+++ Data extract +++

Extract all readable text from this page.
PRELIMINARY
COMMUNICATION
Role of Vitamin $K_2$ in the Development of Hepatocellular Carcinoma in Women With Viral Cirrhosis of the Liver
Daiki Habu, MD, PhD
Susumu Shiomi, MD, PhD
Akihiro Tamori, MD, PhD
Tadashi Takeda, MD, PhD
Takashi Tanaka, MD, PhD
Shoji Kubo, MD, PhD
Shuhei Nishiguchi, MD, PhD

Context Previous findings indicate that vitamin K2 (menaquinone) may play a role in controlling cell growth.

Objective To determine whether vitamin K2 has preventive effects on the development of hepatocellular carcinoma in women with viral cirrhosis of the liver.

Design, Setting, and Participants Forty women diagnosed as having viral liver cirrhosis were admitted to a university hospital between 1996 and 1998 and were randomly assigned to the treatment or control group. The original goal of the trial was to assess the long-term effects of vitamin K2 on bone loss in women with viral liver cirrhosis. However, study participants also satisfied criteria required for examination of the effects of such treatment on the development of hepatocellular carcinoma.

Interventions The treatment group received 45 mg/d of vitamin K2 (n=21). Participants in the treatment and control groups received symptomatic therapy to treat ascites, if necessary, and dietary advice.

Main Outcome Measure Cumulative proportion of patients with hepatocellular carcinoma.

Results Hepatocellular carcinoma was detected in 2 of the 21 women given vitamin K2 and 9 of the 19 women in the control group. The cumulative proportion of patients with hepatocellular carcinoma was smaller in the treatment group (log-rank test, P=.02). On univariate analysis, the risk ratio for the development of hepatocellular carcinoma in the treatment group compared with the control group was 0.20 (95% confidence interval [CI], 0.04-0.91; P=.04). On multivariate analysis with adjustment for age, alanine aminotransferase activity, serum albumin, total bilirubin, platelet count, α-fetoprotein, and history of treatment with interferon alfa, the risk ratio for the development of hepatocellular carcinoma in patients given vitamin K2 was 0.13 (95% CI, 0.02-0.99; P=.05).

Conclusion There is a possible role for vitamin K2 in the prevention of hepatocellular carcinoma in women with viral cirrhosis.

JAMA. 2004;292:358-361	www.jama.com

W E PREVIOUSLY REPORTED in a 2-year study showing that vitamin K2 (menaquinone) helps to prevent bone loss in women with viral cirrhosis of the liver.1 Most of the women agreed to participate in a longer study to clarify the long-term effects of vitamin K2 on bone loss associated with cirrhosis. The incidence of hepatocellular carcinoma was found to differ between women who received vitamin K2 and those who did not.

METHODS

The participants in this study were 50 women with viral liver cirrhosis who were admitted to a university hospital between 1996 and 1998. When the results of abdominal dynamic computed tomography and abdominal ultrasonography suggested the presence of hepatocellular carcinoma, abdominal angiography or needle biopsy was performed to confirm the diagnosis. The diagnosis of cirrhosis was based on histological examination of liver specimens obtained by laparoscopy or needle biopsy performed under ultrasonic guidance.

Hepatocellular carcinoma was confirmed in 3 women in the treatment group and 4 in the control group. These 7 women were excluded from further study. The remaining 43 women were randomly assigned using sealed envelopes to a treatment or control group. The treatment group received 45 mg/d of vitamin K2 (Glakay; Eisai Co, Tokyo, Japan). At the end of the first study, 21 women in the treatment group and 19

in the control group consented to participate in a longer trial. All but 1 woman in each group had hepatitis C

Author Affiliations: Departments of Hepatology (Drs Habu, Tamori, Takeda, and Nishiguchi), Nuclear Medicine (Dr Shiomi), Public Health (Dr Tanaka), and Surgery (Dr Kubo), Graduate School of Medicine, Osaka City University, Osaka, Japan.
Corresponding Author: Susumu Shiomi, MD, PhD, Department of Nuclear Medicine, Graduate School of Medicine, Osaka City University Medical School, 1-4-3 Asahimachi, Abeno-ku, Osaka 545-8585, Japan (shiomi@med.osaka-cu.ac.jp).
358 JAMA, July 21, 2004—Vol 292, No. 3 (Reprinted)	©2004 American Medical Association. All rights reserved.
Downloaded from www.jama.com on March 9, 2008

+++

== Prompt ==
Every entry must be quoted exactly as it appears above.

== Task answer ==
Extract all readable text from this page.
PRELIMINARY
COMMUNICATION
Role of Vitamin $K_2$ in the Development of Hepatocellular Carcinoma in Women With Viral Cirrhosis of the Liver
Daiki Habu, MD, PhD
Susumu Shiomi, MD, PhD
Akihiro Tamori, MD, PhD
Tadashi Takeda, MD, PhD
Takashi Tanaka, MD, PhD
Shoji Kubo, MD, PhD
Shuhei Nishiguchi, MD, PhD

Context Previous findings indicate that vitamin K2 (menaquinone) may play a role in controlling cell growth.

Objective To determine whether vitamin K2 has preventive effects on the development of hepatocellular carcinoma in women with viral cirrhosis of the liver.

Design, Setting, and Participants Forty women diagnosed as having viral liver cirrhosis were admitted to a university hospital between 1996 and 1998 and were randomly assigned to the treatment or control group. The original goal of the trial was to assess the long-term effects of vitamin K2 on bone loss in women with viral liver cirrhosis. However, study participants also satisfied criteria required for examination of the effects of such treatment on the development of hepatocellular carcinoma.

Interventions The treatment group received 45 mg/d of vitamin K2 (n=21). Participants in the treatment and control groups received symptomatic therapy to treat ascites, if necessary, and dietary advice.

Main Outcome Measure Cumulative proportion of patients with hepatocellular carcinoma.

Results Hepatocellular carcinoma was detected in 2 of the 21 women given vitamin K2 and 9 of the 19 women in the control group. The cumulative proportion of patients with hepatocellular carcinoma was smaller in the treatment group (log-rank test, P=.02). On univariate analysis, the risk ratio for the development of hepatocellular carcinoma in the treatment group compared with the control group was 0.20 (95% confidence interval [CI], 0.04-0.91; P=.04). On multivariate analysis with adjustment for age, alanine aminotransferase activity, serum albumin, total bilirubin, platelet count, α-fetoprotein, and history of treatment with interferon alfa, the risk ratio for the development of hepatocellular carcinoma in patients given vitamin K2 was 0.13 (95% CI, 0.02-0.99; P=.05).

Conclusion There is a possible role for vitamin K2 in the prevention of hepatocellular carcinoma in women with viral cirrhosis.

JAMA. 2004;292:358-361	www.jama.com

W E PREVIOUSLY REPORTED in a 2-year study showing that vitamin K2 (menaquinone) helps to prevent bone loss in women with viral cirrhosis of the liver.1 Most of the women agreed to participate in a longer study to clarify the long-term effects of vitamin K2 on bone loss associated with cirrhosis. The incidence of hepatocellular carcinoma was found to differ between women who received vitamin K2 and those who did not.

METHODS

The participants in this study were 50 women with viral liver cirrhosis who were admitted to a university hospital between 1996 and 1998. When the results of abdominal dynamic computed tomography and abdominal ultrasonography suggested the presence of hepatocellular carcinoma, abdominal angiography or needle biopsy was performed to confirm the diagnosis. The diagnosis of cirrhosis was based on histological examination of liver specimens obtained by laparoscopy or needle biopsy performed under ultrasonic guidance.

Hepatocellular carcinoma was confirmed in 3 women in the treatment group and 4 in the control group. These 7 women were excluded from further study. The remaining 43 women were randomly assigned using sealed envelopes to a treatment or control group. The treatment group received 45 mg/d of vitamin K2 (Glakay; Eisai Co, Tokyo, Japan). At the end of the first study, 21 women in the treatment group and 19

in the control group consented to participate in a longer trial. All but 1 woman in each group had hepatitis C

Author Affiliations: Departments of Hepatology (Drs Habu, Tamori, Takeda, and Nishiguchi), Nuclear Medicine (Dr Shiomi), Public Health (Dr Tanaka), and Surgery (Dr Kubo), Graduate School of Medicine, Osaka City University, Osaka, Japan.
Corresponding Author: Susumu Shiomi, MD, PhD, Department of Nuclear Medicine, Graduate School of Medicine, Osaka City University Medical School, 1-4-3 Asahimachi, Abeno-ku, Osaka 545-8585, Japan (shiomi@med.osaka-cu.ac.jp).
358 JAMA, July 21, 2004—Vol 292, No. 3 (Reprinted)	©2004 American Medical Association. All rights reserved.
Downloaded from www.jama.com on March 9, 2008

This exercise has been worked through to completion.